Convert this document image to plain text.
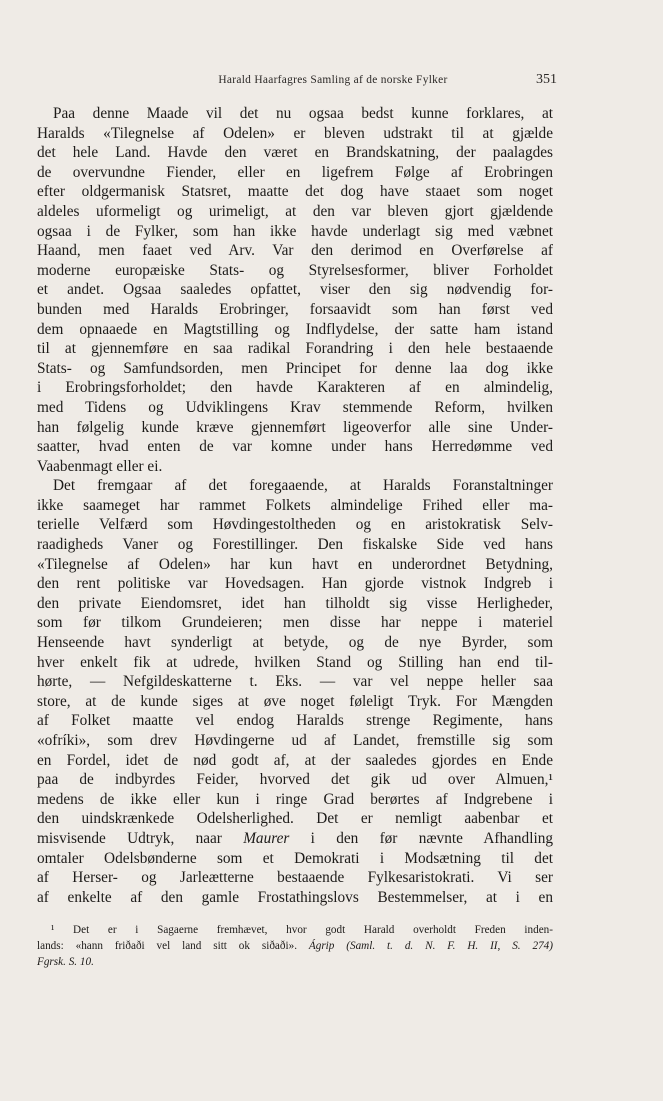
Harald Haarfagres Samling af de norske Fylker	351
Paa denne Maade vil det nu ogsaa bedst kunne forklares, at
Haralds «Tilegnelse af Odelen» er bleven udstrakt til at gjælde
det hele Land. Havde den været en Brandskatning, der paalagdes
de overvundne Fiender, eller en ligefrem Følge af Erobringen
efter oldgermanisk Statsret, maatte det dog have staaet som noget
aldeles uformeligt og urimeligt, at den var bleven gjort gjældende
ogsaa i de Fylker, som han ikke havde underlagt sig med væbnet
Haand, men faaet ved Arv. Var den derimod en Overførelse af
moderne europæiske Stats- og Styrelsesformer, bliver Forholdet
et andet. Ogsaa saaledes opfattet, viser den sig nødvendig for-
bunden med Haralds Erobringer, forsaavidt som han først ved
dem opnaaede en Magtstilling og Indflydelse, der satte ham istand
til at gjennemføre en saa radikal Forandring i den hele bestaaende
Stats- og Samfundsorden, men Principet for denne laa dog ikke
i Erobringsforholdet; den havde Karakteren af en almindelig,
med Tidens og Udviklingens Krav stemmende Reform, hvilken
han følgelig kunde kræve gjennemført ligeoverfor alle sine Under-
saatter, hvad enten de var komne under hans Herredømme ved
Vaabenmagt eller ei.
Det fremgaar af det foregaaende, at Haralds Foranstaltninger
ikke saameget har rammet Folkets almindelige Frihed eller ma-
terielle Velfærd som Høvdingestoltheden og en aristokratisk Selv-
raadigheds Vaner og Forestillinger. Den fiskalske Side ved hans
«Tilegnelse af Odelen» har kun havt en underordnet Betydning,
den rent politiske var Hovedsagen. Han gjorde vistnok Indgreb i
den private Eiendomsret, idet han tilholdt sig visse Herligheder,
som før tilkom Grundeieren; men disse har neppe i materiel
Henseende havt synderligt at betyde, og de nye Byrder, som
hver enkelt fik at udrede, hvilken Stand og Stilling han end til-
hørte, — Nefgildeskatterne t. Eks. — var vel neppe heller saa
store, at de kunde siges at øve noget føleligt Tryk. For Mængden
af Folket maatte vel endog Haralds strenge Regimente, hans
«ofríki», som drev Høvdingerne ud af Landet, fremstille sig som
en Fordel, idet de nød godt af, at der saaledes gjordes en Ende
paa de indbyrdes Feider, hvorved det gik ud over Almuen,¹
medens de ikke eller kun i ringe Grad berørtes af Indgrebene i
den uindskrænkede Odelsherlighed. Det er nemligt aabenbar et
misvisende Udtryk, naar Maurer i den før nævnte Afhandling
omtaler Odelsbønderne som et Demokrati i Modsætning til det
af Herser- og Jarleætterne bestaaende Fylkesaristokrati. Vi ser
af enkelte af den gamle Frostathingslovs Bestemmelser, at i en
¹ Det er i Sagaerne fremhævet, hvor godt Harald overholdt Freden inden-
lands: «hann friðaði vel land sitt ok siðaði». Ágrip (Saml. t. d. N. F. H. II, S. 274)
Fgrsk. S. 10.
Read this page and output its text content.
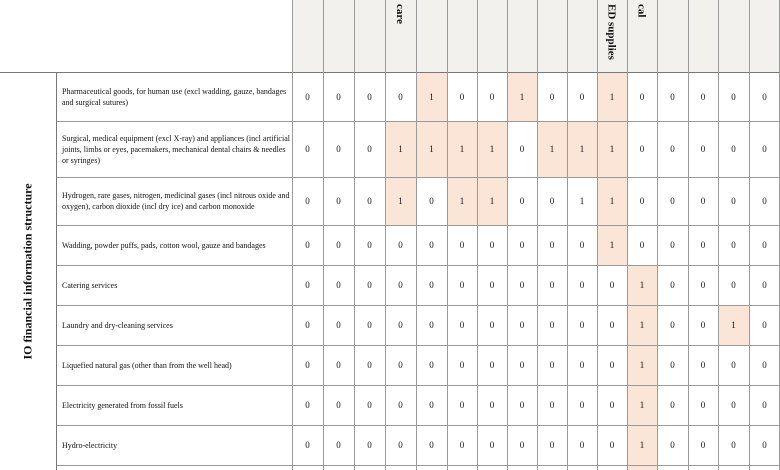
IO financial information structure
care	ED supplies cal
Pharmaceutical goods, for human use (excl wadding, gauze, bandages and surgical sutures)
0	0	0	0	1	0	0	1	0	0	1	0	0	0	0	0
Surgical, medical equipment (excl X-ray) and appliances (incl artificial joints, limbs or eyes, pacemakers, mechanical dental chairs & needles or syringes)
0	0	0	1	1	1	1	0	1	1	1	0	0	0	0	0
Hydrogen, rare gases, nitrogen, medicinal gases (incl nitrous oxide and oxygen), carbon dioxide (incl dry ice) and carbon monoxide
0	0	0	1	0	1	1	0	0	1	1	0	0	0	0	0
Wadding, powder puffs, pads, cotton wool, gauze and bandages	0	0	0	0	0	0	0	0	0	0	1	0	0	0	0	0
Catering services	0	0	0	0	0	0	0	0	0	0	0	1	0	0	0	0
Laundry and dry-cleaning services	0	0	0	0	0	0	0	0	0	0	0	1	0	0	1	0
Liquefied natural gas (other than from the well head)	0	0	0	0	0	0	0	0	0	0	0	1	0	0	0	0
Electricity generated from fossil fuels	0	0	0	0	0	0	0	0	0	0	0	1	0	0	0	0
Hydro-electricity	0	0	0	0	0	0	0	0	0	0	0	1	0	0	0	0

====

*Given exercise*
Find the line containing "Read this page and output its text content." in the listing above. Please restate word for word that line through the last one, leaving out the pictures.

*Reply*
Read this page and output its text content.
IO financial information structure
care	ED supplies cal
Pharmaceutical goods, for human use (excl wadding, gauze, bandages and surgical sutures)
0	0	0	0	1	0	0	1	0	0	1	0	0	0	0	0
Surgical, medical equipment (excl X-ray) and appliances (incl artificial joints, limbs or eyes, pacemakers, mechanical dental chairs & needles or syringes)
0	0	0	1	1	1	1	0	1	1	1	0	0	0	0	0
Hydrogen, rare gases, nitrogen, medicinal gases (incl nitrous oxide and oxygen), carbon dioxide (incl dry ice) and carbon monoxide
0	0	0	1	0	1	1	0	0	1	1	0	0	0	0	0
Wadding, powder puffs, pads, cotton wool, gauze and bandages	0	0	0	0	0	0	0	0	0	0	1	0	0	0	0	0
Catering services	0	0	0	0	0	0	0	0	0	0	0	1	0	0	0	0
Laundry and dry-cleaning services	0	0	0	0	0	0	0	0	0	0	0	1	0	0	1	0
Liquefied natural gas (other than from the well head)	0	0	0	0	0	0	0	0	0	0	0	1	0	0	0	0
Electricity generated from fossil fuels	0	0	0	0	0	0	0	0	0	0	0	1	0	0	0	0
Hydro-electricity	0	0	0	0	0	0	0	0	0	0	0	1	0	0	0	0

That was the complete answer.